*** Data for the task ***

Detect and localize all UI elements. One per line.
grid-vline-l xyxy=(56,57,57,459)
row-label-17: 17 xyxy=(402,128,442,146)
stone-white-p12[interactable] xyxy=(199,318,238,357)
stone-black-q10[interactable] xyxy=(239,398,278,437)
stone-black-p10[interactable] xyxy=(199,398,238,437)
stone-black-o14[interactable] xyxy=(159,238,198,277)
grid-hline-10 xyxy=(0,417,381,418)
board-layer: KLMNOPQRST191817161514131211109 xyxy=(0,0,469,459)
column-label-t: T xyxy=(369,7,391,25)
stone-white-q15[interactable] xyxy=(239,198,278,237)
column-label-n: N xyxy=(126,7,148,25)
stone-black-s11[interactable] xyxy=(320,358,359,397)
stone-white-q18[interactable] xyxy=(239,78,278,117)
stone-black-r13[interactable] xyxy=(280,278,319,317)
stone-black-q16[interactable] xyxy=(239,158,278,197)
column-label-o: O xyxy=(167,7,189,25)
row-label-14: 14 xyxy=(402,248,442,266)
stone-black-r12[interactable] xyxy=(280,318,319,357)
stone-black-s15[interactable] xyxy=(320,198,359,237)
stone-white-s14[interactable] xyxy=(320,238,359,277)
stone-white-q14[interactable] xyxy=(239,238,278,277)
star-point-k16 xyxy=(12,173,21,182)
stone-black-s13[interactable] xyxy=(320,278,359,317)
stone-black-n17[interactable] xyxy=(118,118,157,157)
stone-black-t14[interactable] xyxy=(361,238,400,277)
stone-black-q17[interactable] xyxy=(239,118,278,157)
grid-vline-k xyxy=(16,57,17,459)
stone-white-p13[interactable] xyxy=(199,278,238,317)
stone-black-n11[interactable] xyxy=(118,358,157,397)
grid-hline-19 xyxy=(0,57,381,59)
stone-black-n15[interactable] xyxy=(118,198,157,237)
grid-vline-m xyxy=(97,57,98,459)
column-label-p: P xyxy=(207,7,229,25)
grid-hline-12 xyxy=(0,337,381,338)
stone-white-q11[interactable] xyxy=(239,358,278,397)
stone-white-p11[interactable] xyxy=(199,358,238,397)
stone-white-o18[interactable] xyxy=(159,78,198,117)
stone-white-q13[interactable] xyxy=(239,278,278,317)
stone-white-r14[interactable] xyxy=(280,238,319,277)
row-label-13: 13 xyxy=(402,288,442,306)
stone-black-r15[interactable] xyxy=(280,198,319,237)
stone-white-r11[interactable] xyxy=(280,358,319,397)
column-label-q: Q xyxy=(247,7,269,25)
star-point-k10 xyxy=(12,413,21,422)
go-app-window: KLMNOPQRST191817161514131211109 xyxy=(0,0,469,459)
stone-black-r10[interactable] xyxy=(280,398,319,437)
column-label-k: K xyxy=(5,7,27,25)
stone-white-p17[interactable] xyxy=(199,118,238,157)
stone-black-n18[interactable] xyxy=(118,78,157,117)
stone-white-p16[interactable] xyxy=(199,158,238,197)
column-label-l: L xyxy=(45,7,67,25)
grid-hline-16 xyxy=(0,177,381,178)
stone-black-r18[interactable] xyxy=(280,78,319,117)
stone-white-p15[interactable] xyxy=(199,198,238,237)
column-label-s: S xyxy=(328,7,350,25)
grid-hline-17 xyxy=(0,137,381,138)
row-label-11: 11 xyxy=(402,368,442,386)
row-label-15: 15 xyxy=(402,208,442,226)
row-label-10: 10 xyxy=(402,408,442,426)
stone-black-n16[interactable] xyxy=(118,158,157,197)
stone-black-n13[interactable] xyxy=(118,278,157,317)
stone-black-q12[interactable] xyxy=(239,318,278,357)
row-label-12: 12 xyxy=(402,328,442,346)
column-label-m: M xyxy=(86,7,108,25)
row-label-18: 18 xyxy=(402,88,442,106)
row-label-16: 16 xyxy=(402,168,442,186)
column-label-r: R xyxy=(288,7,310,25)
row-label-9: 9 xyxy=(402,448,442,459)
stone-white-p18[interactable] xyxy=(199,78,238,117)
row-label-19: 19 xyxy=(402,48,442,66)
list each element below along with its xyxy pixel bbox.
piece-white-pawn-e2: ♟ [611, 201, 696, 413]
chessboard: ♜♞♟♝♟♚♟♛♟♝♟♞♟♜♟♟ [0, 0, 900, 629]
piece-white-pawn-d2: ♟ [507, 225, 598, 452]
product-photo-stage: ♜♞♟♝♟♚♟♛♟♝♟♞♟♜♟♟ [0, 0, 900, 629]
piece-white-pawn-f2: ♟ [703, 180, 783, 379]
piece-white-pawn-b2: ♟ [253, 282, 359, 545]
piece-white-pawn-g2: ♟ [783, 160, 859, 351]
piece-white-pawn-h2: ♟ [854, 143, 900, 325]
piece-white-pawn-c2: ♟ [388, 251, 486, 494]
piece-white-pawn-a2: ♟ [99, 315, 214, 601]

***

● **Set exercise**
Please identify every line above that contains the string "grid" and copy each of those lines in full. Case counts.

● **Solution to this problem**
grid-vline-l xyxy=(56,57,57,459)
grid-hline-10 xyxy=(0,417,381,418)
grid-vline-k xyxy=(16,57,17,459)
grid-hline-19 xyxy=(0,57,381,59)
grid-vline-m xyxy=(97,57,98,459)
grid-hline-12 xyxy=(0,337,381,338)
grid-hline-16 xyxy=(0,177,381,178)
grid-hline-17 xyxy=(0,137,381,138)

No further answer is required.